> **Given problem**
Would you transcribe all of the data exactly, down to the last character?

> **Material for this task**
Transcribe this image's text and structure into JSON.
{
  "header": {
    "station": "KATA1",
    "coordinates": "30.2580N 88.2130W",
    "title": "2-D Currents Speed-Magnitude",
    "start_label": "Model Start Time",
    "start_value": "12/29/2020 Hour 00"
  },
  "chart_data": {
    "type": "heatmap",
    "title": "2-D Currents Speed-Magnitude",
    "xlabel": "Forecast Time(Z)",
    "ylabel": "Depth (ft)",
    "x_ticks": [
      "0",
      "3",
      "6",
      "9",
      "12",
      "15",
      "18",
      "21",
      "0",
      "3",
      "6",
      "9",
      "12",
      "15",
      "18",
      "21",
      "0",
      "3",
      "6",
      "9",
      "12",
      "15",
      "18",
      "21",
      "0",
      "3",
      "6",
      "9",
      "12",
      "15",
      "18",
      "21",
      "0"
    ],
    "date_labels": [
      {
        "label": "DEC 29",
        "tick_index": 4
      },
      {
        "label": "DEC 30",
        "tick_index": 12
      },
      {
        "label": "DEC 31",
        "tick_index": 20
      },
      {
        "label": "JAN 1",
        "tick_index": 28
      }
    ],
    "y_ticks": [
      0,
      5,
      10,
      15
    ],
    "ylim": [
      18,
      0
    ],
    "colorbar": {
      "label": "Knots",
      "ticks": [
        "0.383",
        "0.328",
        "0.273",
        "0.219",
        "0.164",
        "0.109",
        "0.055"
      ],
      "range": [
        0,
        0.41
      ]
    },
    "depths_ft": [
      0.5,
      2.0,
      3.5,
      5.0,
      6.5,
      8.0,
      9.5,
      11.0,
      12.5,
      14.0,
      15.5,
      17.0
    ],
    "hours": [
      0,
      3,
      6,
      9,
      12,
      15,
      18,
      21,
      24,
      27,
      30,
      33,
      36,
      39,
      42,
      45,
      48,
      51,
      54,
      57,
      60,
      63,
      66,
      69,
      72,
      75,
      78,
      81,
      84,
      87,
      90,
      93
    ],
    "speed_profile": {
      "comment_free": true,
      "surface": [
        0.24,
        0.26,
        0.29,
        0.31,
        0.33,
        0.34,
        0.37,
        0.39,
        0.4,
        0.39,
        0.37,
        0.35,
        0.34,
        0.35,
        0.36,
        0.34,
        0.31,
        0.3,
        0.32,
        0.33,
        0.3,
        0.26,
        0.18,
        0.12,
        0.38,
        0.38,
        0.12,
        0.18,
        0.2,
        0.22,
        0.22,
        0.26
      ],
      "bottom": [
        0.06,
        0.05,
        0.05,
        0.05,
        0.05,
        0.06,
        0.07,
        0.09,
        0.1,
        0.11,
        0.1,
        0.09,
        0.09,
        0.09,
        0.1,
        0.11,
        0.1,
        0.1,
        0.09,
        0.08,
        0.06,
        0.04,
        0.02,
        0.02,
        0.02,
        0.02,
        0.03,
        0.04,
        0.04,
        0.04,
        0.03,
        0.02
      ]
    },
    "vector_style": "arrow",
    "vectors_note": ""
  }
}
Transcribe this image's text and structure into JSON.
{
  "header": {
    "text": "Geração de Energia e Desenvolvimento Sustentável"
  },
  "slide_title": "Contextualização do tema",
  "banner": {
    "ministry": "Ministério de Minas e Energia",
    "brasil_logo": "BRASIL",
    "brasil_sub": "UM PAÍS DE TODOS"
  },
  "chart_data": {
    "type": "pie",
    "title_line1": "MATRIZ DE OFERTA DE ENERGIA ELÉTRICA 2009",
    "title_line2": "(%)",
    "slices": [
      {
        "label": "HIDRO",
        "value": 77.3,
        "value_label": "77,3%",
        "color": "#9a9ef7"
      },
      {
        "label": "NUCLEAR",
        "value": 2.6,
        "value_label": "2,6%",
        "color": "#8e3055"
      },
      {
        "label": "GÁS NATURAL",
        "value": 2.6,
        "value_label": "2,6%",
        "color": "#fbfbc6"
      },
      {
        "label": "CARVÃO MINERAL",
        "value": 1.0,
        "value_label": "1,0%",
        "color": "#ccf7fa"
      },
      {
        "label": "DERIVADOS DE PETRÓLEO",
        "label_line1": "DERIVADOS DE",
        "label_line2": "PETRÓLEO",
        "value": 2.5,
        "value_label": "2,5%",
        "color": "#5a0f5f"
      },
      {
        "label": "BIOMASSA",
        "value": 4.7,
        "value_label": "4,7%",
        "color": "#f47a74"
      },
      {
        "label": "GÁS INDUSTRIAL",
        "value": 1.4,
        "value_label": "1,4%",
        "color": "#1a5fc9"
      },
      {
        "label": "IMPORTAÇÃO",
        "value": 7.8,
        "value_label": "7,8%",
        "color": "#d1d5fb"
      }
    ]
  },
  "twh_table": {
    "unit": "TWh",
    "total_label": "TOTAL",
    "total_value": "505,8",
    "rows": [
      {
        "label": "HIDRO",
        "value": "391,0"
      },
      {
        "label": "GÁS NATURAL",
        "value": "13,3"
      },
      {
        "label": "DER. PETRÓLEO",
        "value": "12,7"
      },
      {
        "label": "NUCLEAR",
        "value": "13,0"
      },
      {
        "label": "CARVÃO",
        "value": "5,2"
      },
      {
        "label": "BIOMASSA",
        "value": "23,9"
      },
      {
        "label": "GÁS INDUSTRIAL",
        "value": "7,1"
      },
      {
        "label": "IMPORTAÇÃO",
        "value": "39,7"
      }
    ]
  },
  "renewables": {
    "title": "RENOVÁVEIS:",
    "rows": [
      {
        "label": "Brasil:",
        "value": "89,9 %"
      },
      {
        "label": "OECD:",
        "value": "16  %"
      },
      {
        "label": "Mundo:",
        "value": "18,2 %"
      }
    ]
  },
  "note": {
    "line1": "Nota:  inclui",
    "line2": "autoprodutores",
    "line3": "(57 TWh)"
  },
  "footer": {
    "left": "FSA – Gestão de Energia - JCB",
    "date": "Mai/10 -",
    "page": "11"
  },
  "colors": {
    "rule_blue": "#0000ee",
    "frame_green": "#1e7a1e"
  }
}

> **Solution to the problem**
Transcribe this image's text and structure into JSON.
{
  "header": {
    "station": "KATA1",
    "coordinates": "30.2580N 88.2130W",
    "title": "2-D Currents Speed-Magnitude",
    "start_label": "Model Start Time",
    "start_value": "12/29/2020 Hour 00"
  },
  "chart_data": {
    "type": "heatmap",
    "title": "2-D Currents Speed-Magnitude",
    "xlabel": "Forecast Time(Z)",
    "ylabel": "Depth (ft)",
    "x_ticks": [
      "0",
      "3",
      "6",
      "9",
      "12",
      "15",
      "18",
      "21",
      "0",
      "3",
      "6",
      "9",
      "12",
      "15",
      "18",
      "21",
      "0",
      "3",
      "6",
      "9",
      "12",
      "15",
      "18",
      "21",
      "0",
      "3",
      "6",
      "9",
      "12",
      "15",
      "18",
      "21",
      "0"
    ],
    "date_labels": [
      {
        "label": "DEC 29",
        "tick_index": 4
      },
      {
        "label": "DEC 30",
        "tick_index": 12
      },
      {
        "label": "DEC 31",
        "tick_index": 20
      },
      {
        "label": "JAN 1",
        "tick_index": 28
      }
    ],
    "y_ticks": [
      0,
      5,
      10,
      15
    ],
    "ylim": [
      18,
      0
    ],
    "colorbar": {
      "label": "Knots",
      "ticks": [
        "0.383",
        "0.328",
        "0.273",
        "0.219",
        "0.164",
        "0.109",
        "0.055"
      ],
      "range": [
        0,
        0.41
      ]
    },
    "depths_ft": [
      0.5,
      2.0,
      3.5,
      5.0,
      6.5,
      8.0,
      9.5,
      11.0,
      12.5,
      14.0,
      15.5,
      17.0
    ],
    "hours": [
      0,
      3,
      6,
      9,
      12,
      15,
      18,
      21,
      24,
      27,
      30,
      33,
      36,
      39,
      42,
      45,
      48,
      51,
      54,
      57,
      60,
      63,
      66,
      69,
      72,
      75,
      78,
      81,
      84,
      87,
      90,
      93
    ],
    "speed_profile": {
      "comment_free": true,
      "surface": [
        0.24,
        0.26,
        0.29,
        0.31,
        0.33,
        0.34,
        0.37,
        0.39,
        0.4,
        0.39,
        0.37,
        0.35,
        0.34,
        0.35,
        0.36,
        0.34,
        0.31,
        0.3,
        0.32,
        0.33,
        0.3,
        0.26,
        0.18,
        0.12,
        0.38,
        0.38,
        0.12,
        0.18,
        0.2,
        0.22,
        0.22,
        0.26
      ],
      "bottom": [
        0.06,
        0.05,
        0.05,
        0.05,
        0.05,
        0.06,
        0.07,
        0.09,
        0.1,
        0.11,
        0.1,
        0.09,
        0.09,
        0.09,
        0.1,
        0.11,
        0.1,
        0.1,
        0.09,
        0.08,
        0.06,
        0.04,
        0.02,
        0.02,
        0.02,
        0.02,
        0.03,
        0.04,
        0.04,
        0.04,
        0.03,
        0.02
      ]
    },
    "vector_style": "arrow",
    "vectors_note": ""
  }
}
Transcribe this image's text and structure into JSON.
{
  "header": {
    "text": "Geração de Energia e Desenvolvimento Sustentável"
  },
  "slide_title": "Contextualização do tema",
  "banner": {
    "ministry": "Ministério de Minas e Energia",
    "brasil_logo": "BRASIL",
    "brasil_sub": "UM PAÍS DE TODOS"
  },
  "chart_data": {
    "type": "pie",
    "title_line1": "MATRIZ DE OFERTA DE ENERGIA ELÉTRICA 2009",
    "title_line2": "(%)",
    "slices": [
      {
        "label": "HIDRO",
        "value": 77.3,
        "value_label": "77,3%",
        "color": "#9a9ef7"
      },
      {
        "label": "NUCLEAR",
        "value": 2.6,
        "value_label": "2,6%",
        "color": "#8e3055"
      },
      {
        "label": "GÁS NATURAL",
        "value": 2.6,
        "value_label": "2,6%",
        "color": "#fbfbc6"
      },
      {
        "label": "CARVÃO MINERAL",
        "value": 1.0,
        "value_label": "1,0%",
        "color": "#ccf7fa"
      },
      {
        "label": "DERIVADOS DE PETRÓLEO",
        "label_line1": "DERIVADOS DE",
        "label_line2": "PETRÓLEO",
        "value": 2.5,
        "value_label": "2,5%",
        "color": "#5a0f5f"
      },
      {
        "label": "BIOMASSA",
        "value": 4.7,
        "value_label": "4,7%",
        "color": "#f47a74"
      },
      {
        "label": "GÁS INDUSTRIAL",
        "value": 1.4,
        "value_label": "1,4%",
        "color": "#1a5fc9"
      },
      {
        "label": "IMPORTAÇÃO",
        "value": 7.8,
        "value_label": "7,8%",
        "color": "#d1d5fb"
      }
    ]
  },
  "twh_table": {
    "unit": "TWh",
    "total_label": "TOTAL",
    "total_value": "505,8",
    "rows": [
      {
        "label": "HIDRO",
        "value": "391,0"
      },
      {
        "label": "GÁS NATURAL",
        "value": "13,3"
      },
      {
        "label": "DER. PETRÓLEO",
        "value": "12,7"
      },
      {
        "label": "NUCLEAR",
        "value": "13,0"
      },
      {
        "label": "CARVÃO",
        "value": "5,2"
      },
      {
        "label": "BIOMASSA",
        "value": "23,9"
      },
      {
        "label": "GÁS INDUSTRIAL",
        "value": "7,1"
      },
      {
        "label": "IMPORTAÇÃO",
        "value": "39,7"
      }
    ]
  },
  "renewables": {
    "title": "RENOVÁVEIS:",
    "rows": [
      {
        "label": "Brasil:",
        "value": "89,9 %"
      },
      {
        "label": "OECD:",
        "value": "16  %"
      },
      {
        "label": "Mundo:",
        "value": "18,2 %"
      }
    ]
  },
  "note": {
    "line1": "Nota:  inclui",
    "line2": "autoprodutores",
    "line3": "(57 TWh)"
  },
  "footer": {
    "left": "FSA – Gestão de Energia - JCB",
    "date": "Mai/10 -",
    "page": "11"
  },
  "colors": {
    "rule_blue": "#0000ee",
    "frame_green": "#1e7a1e"
  }
}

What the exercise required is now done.